▶ _Given task_:
Continue the passage below about competing catalogue numbers for a composer's works, starting right after its last sentence.

There are cases where
more than one person has attempted a catalogue
of the same composer's works, and while one
usually gains standard usage (as Koechel's did
with Mozart), sometimes you will see two sets
of numbers after a piece's title. Such is the
case with Domenico
Scarlatti, whose sonatas were placed in
some attempt at chronological order (though it
is almost impossible to know for sure) by John
Kirkpatrick, and thus also have the
designation K. Before him, a man named
Longo numbered the works and came to many
different conclusions. For some reason,
neither system has become universally
accepted, which often leads to a nightmare of
numbers and certainly doesn't make them appear
more listener-friendly when listed by
conscientious concert-programmers.

(Element and region data)
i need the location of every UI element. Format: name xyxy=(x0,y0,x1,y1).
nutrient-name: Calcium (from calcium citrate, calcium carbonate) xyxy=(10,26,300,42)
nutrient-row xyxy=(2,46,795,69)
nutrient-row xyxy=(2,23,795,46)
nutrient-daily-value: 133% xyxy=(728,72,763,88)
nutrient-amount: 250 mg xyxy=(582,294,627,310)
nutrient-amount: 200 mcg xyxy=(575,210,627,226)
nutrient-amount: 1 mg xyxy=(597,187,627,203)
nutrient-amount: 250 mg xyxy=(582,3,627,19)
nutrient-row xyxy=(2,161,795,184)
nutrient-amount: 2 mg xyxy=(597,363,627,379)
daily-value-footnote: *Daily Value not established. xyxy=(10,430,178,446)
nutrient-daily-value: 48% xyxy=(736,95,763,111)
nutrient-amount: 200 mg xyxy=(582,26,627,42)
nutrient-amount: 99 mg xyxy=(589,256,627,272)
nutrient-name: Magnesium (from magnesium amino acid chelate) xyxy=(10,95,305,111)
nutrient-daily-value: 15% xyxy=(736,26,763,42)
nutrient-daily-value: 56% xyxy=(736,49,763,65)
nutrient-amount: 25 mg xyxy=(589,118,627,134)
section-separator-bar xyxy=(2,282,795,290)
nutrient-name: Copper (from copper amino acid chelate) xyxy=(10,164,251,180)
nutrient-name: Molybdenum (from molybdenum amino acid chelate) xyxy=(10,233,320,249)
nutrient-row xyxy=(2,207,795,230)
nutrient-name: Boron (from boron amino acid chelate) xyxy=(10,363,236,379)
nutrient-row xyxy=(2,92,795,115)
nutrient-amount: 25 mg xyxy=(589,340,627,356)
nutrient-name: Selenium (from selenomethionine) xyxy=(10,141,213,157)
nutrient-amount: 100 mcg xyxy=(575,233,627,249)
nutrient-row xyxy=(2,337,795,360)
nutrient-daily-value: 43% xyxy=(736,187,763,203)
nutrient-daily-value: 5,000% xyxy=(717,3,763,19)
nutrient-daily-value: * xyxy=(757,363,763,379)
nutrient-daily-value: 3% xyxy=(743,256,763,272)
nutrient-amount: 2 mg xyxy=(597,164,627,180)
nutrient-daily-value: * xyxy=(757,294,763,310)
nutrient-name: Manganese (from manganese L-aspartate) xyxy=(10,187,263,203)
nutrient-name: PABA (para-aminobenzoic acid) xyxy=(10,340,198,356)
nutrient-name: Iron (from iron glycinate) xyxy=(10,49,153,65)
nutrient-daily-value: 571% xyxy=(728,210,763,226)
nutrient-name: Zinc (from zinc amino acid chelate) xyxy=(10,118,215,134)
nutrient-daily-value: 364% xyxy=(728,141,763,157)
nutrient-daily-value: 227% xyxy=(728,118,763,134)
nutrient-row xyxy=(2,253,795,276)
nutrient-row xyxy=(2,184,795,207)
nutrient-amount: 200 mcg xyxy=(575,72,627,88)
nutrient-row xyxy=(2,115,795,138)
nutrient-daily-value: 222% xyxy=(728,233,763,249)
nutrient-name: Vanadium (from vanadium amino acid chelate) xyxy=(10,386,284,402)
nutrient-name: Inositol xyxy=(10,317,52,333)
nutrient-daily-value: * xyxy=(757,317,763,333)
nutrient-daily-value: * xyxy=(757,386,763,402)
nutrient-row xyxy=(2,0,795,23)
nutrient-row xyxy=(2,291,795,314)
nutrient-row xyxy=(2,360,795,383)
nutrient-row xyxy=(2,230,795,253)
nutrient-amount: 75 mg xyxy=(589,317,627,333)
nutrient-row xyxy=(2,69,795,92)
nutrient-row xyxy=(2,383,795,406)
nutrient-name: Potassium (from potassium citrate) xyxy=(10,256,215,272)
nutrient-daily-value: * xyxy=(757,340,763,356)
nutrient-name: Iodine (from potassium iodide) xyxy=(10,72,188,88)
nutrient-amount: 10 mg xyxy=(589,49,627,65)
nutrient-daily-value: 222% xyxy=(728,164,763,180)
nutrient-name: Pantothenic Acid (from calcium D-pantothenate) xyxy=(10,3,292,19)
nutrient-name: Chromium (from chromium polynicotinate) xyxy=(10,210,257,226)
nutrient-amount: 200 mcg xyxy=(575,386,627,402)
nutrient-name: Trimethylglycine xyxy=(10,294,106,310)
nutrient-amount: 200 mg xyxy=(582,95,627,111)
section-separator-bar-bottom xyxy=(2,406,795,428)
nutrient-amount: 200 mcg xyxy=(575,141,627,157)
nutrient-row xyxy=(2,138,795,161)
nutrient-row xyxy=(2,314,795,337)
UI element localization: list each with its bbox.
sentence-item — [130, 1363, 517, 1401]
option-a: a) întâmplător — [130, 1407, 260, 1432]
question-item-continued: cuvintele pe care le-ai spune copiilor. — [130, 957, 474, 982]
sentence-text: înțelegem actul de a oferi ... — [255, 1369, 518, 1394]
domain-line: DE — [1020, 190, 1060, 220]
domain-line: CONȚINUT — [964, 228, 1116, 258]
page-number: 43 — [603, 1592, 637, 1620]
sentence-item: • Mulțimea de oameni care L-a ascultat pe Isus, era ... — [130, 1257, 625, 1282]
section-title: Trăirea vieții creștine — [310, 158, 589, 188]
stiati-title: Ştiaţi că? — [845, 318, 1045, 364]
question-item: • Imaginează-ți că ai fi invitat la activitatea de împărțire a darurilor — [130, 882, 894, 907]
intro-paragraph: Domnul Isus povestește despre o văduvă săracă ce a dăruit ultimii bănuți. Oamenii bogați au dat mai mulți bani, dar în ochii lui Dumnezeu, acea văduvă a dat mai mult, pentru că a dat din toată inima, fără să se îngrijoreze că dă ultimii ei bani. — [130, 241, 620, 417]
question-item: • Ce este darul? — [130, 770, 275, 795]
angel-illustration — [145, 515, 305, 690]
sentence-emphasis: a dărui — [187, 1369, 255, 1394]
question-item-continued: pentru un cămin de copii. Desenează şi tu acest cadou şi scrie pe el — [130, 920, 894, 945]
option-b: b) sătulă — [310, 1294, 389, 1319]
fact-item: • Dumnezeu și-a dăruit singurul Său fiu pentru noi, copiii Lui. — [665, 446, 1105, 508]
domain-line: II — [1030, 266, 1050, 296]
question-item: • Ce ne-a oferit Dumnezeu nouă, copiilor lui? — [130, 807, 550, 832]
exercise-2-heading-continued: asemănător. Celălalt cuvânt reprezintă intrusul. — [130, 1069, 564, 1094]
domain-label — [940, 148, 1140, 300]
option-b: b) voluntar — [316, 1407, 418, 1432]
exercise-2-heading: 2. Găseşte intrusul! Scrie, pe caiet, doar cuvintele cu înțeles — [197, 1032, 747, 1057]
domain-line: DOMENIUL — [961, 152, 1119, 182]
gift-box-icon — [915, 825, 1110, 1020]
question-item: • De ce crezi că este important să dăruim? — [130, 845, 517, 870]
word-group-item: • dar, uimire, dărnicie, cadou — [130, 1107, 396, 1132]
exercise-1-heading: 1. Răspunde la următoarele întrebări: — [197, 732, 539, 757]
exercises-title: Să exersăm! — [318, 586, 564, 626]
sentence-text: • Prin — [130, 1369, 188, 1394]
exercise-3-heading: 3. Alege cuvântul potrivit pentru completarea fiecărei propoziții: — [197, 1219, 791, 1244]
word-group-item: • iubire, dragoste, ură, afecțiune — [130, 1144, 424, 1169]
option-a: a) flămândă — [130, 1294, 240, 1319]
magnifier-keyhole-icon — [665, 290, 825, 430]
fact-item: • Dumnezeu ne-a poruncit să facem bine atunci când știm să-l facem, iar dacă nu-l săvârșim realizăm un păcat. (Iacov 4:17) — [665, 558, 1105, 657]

▶ _Task result_:
In case musicologists
ever take these matters too seriously, the
works of our dear P. D. Q. Bach, said to be
the "last and least of the great J. S. Bach's
twenty odd children" have also received
catalogue numbers from their tireless
promoter, Peter Schickele, who, besides
presenting these outrageous works which
lampoon classical music and the snob culture
in general, also moonlights as a serious
composer. Schickele poses as the man
responsible for discovering and researching
his way through the works of the incompetent
and frequently drunk composer whom he profess
to so admire, and has presented each of the
works with its own Schickele number (which
makes it bear a suspicious resemblance to the
elder Bach's Schmeider numbers), many of which
contain fractions and exponents just in case
the public ever begins to think it has caught
on to the confusing parade of numbers after a
composer's works and they begin to lose their
incomprehensible charm.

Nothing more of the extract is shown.